====== Supplied data

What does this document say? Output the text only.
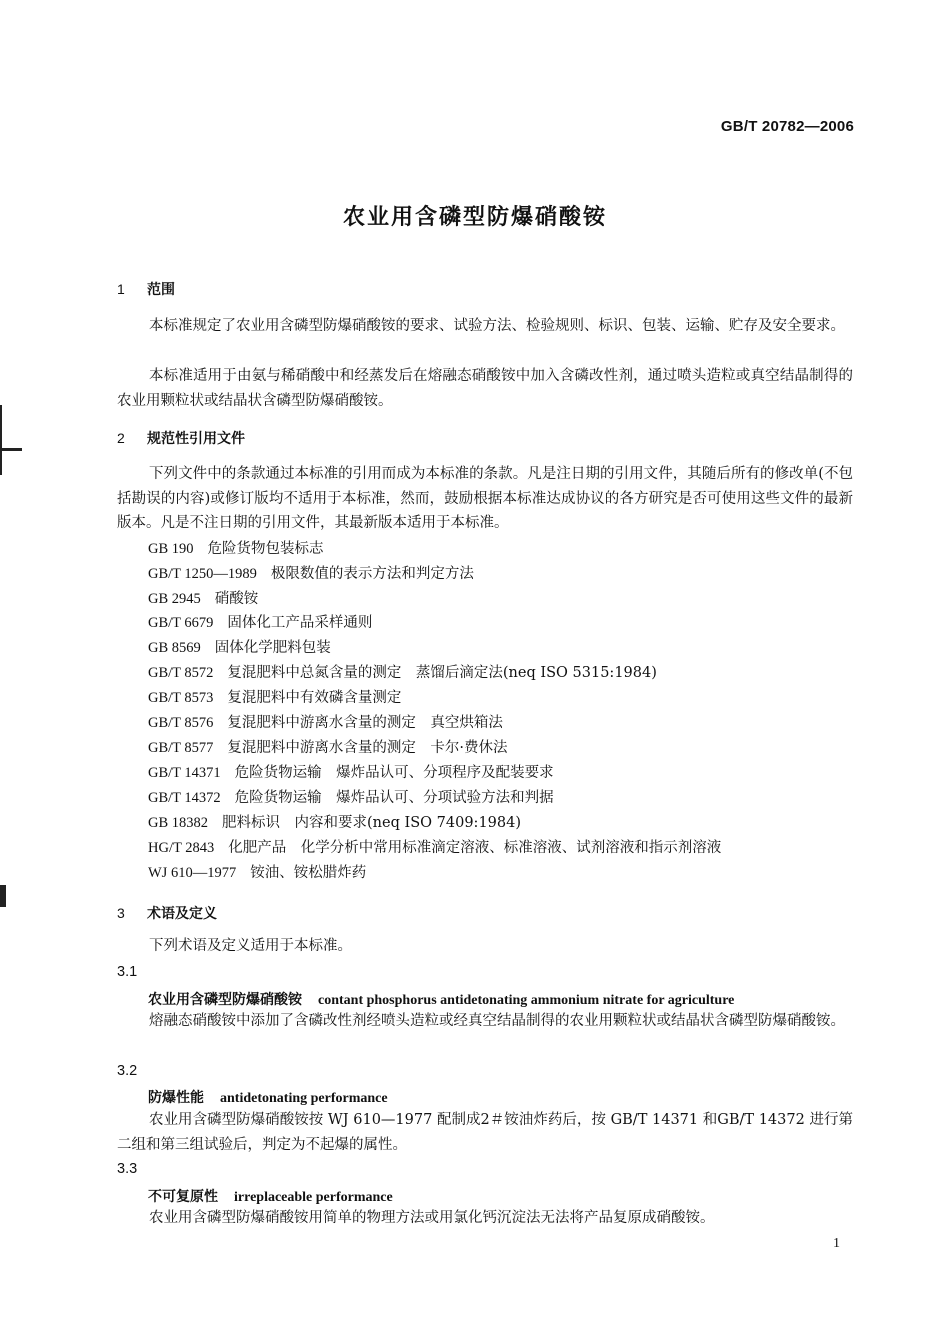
GB/T 20782—2006
农业用含磷型防爆硝酸铵
1 范围

本标准规定了农业用含磷型防爆硝酸铵的要求、试验方法、检验规则、标识、包装、运输、贮存及安全要求。

本标准适用于由氨与稀硝酸中和经蒸发后在熔融态硝酸铵中加入含磷改性剂，通过喷头造粒或真空结晶制得的农业用颗粒状或结晶状含磷型防爆硝酸铵。

2 规范性引用文件

下列文件中的条款通过本标准的引用而成为本标准的条款。凡是注日期的引用文件，其随后所有的修改单(不包括勘误的内容)或修订版均不适用于本标准，然而，鼓励根据本标准达成协议的各方研究是否可使用这些文件的最新版本。凡是不注日期的引用文件，其最新版本适用于本标准。

GB 190 危险货物包装标志
GB/T 1250—1989 极限数值的表示方法和判定方法
GB 2945 硝酸铵
GB/T 6679 固体化工产品采样通则
GB 8569 固体化学肥料包装
GB/T 8572 复混肥料中总氮含量的测定　蒸馏后滴定法(neq ISO 5315:1984)
GB/T 8573 复混肥料中有效磷含量测定
GB/T 8576 复混肥料中游离水含量的测定　真空烘箱法
GB/T 8577 复混肥料中游离水含量的测定　卡尔·费休法
GB/T 14371 危险货物运输　爆炸品认可、分项程序及配装要求
GB/T 14372 危险货物运输　爆炸品认可、分项试验方法和判据
GB 18382 肥料标识　内容和要求(neq ISO 7409:1984)
HG/T 2843 化肥产品　化学分析中常用标准滴定溶液、标准溶液、试剂溶液和指示剂溶液
WJ 610—1977 铵油、铵松腊炸药
3 术语及定义

下列术语及定义适用于本标准。

3.1
农业用含磷型防爆硝酸铵 contant phosphorus antidetonating ammonium nitrate for agriculture

熔融态硝酸铵中添加了含磷改性剂经喷头造粒或经真空结晶制得的农业用颗粒状或结晶状含磷型防爆硝酸铵。

3.2
防爆性能 antidetonating performance

农业用含磷型防爆硝酸铵按 WJ 610—1977 配制成2＃铵油炸药后，按 GB/T 14371 和GB/T 14372 进行第二组和第三组试验后，判定为不起爆的属性。

3.3
不可复原性 irreplaceable performance

农业用含磷型防爆硝酸铵用简单的物理方法或用氯化钙沉淀法无法将产品复原成硝酸铵。

1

============

• **What to work on**
From the data, list each line in which the string "复混肥料中游离水含量的测定" appears.

• **Result of the exercise**
GB/T 8576 复混肥料中游离水含量的测定　真空烘箱法
GB/T 8577 复混肥料中游离水含量的测定　卡尔·费休法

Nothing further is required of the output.